## begin Information supplied
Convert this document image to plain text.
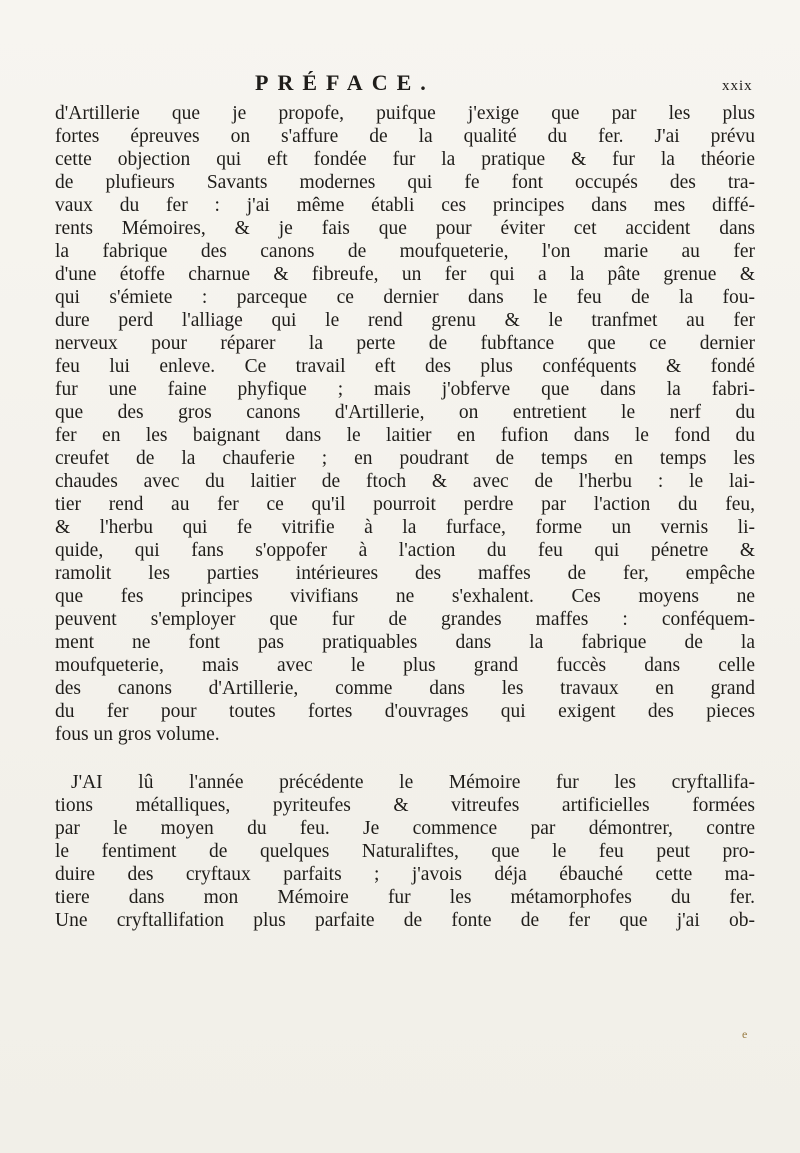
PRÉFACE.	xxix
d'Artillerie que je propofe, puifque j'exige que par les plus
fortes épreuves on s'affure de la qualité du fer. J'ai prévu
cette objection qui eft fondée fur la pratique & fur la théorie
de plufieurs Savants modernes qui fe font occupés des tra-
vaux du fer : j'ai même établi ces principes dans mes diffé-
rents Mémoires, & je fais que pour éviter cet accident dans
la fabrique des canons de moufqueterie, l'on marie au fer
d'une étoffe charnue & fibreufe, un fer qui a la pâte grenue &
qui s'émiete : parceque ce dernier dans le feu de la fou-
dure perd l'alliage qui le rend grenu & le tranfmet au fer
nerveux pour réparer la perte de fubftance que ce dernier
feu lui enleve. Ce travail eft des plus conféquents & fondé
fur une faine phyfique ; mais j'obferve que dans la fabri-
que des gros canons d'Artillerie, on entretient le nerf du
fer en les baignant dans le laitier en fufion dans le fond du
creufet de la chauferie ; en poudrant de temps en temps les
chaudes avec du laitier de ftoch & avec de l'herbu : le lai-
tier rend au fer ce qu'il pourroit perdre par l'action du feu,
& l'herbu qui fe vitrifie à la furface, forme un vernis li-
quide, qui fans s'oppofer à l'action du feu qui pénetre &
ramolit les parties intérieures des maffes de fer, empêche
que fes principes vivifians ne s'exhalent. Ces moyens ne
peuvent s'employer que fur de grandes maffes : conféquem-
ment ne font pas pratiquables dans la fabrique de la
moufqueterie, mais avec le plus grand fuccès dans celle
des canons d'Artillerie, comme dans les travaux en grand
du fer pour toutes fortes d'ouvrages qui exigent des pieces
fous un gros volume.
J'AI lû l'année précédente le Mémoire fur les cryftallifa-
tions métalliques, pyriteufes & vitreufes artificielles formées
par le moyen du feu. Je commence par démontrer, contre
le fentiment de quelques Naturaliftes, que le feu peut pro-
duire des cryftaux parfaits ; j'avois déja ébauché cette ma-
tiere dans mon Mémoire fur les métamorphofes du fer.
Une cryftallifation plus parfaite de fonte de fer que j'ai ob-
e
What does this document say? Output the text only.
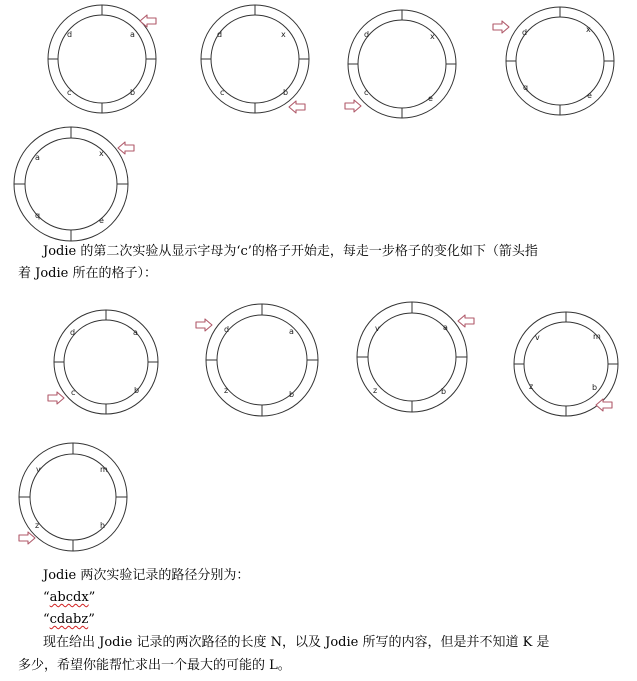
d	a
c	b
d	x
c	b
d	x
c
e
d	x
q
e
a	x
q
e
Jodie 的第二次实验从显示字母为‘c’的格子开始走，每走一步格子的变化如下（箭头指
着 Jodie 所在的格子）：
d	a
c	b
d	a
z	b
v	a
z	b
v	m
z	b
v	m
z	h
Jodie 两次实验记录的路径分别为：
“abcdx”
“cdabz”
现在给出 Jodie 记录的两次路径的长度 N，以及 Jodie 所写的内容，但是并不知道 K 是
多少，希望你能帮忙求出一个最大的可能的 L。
## end Information supplied
## begin Information supplied
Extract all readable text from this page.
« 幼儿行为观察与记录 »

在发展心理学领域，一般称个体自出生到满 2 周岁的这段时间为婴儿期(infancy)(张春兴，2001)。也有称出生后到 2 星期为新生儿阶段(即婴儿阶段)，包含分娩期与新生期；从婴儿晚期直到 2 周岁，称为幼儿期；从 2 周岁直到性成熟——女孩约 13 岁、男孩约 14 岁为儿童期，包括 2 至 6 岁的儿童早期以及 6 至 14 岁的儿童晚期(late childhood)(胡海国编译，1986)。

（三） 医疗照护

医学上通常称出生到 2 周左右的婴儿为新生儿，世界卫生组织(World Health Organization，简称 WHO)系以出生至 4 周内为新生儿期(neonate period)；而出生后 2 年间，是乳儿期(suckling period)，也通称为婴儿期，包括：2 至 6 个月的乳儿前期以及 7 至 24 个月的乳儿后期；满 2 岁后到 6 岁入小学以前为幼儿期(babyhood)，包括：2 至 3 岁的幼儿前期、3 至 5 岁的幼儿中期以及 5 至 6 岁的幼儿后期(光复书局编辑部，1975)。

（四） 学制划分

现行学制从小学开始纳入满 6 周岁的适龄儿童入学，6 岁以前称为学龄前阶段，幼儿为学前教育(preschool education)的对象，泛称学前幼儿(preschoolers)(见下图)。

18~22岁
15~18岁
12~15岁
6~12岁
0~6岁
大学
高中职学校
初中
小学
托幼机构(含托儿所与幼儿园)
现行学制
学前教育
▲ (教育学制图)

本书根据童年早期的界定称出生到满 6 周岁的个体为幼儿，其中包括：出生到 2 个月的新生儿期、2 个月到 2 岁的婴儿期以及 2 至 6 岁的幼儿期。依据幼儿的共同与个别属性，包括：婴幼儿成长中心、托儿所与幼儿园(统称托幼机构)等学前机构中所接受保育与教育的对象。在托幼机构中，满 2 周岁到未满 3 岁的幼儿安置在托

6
## end Information supplied
In the material above, find each line that contains the word "document", and select it.

__Task response__.
Convert this document image to plain text.
What does this document say? Output the text only.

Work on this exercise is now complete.